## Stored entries

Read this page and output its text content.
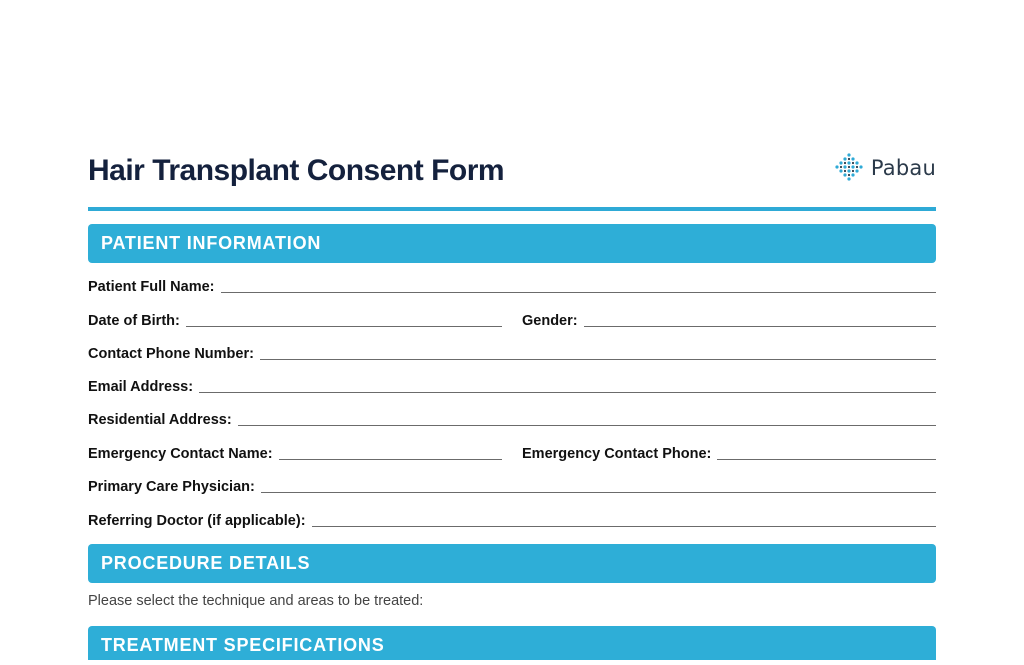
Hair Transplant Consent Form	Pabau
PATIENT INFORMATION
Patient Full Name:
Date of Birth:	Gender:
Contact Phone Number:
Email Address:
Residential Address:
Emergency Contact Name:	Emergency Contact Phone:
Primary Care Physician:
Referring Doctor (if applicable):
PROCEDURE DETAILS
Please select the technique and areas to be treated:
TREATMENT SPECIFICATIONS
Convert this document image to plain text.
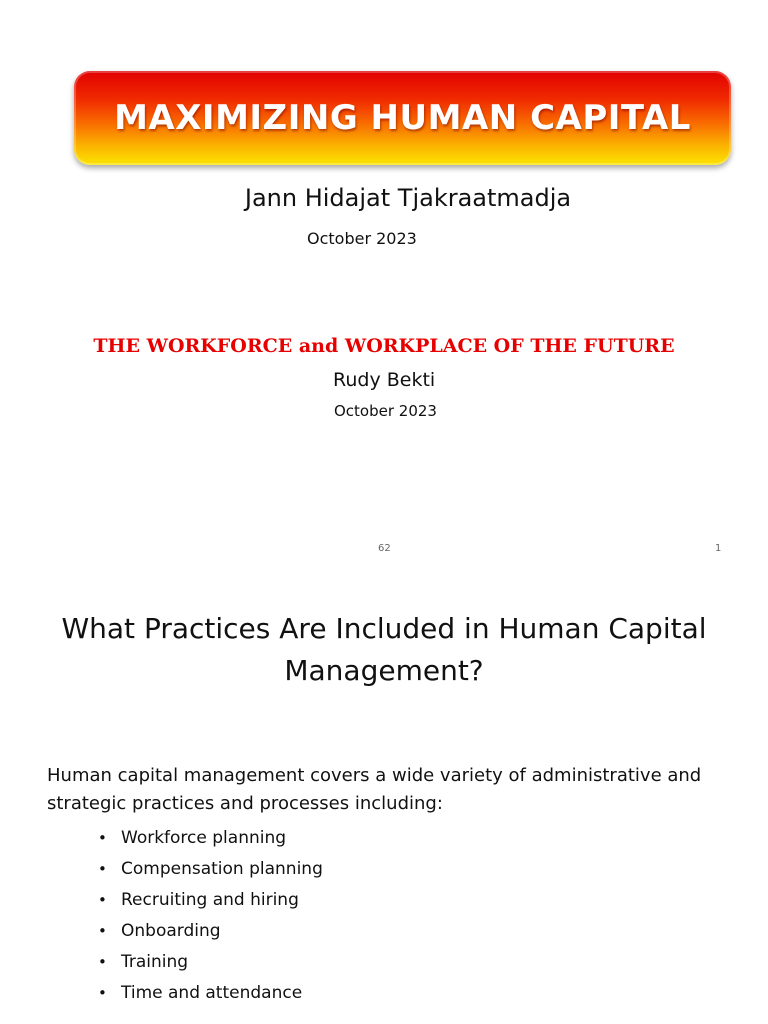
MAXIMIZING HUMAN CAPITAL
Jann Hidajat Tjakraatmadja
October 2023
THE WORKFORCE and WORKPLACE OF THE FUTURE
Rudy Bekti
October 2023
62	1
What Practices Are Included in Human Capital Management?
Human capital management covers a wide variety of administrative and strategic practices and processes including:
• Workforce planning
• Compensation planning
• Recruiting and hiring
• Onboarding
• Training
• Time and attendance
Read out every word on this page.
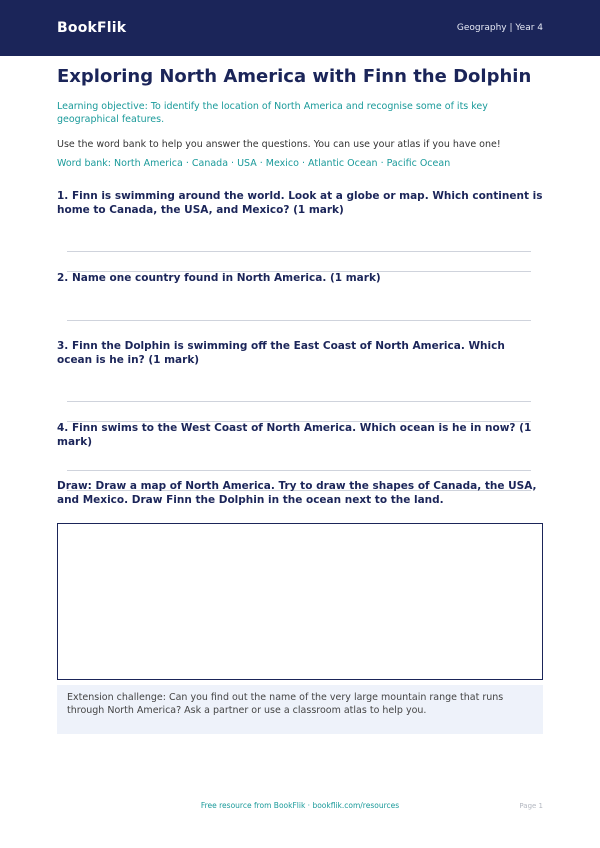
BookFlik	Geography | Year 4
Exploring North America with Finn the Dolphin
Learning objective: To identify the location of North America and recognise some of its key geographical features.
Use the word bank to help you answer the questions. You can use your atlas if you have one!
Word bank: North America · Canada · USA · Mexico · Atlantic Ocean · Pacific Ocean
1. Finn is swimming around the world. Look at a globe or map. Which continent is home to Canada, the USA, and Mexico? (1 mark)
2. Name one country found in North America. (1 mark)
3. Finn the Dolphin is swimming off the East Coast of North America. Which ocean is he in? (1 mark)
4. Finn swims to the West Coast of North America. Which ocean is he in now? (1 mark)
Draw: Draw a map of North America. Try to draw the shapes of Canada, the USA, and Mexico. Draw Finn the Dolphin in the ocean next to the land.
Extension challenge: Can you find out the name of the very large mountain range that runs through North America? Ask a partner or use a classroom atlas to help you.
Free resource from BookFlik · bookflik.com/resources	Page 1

## Given exercise
In the records above, collect each line with "help".

## The answer
Use the word bank to help you answer the questions. You can use your atlas if you have one!
Extension challenge: Can you find out the name of the very large mountain range that runs through North America? Ask a partner or use a classroom atlas to help you.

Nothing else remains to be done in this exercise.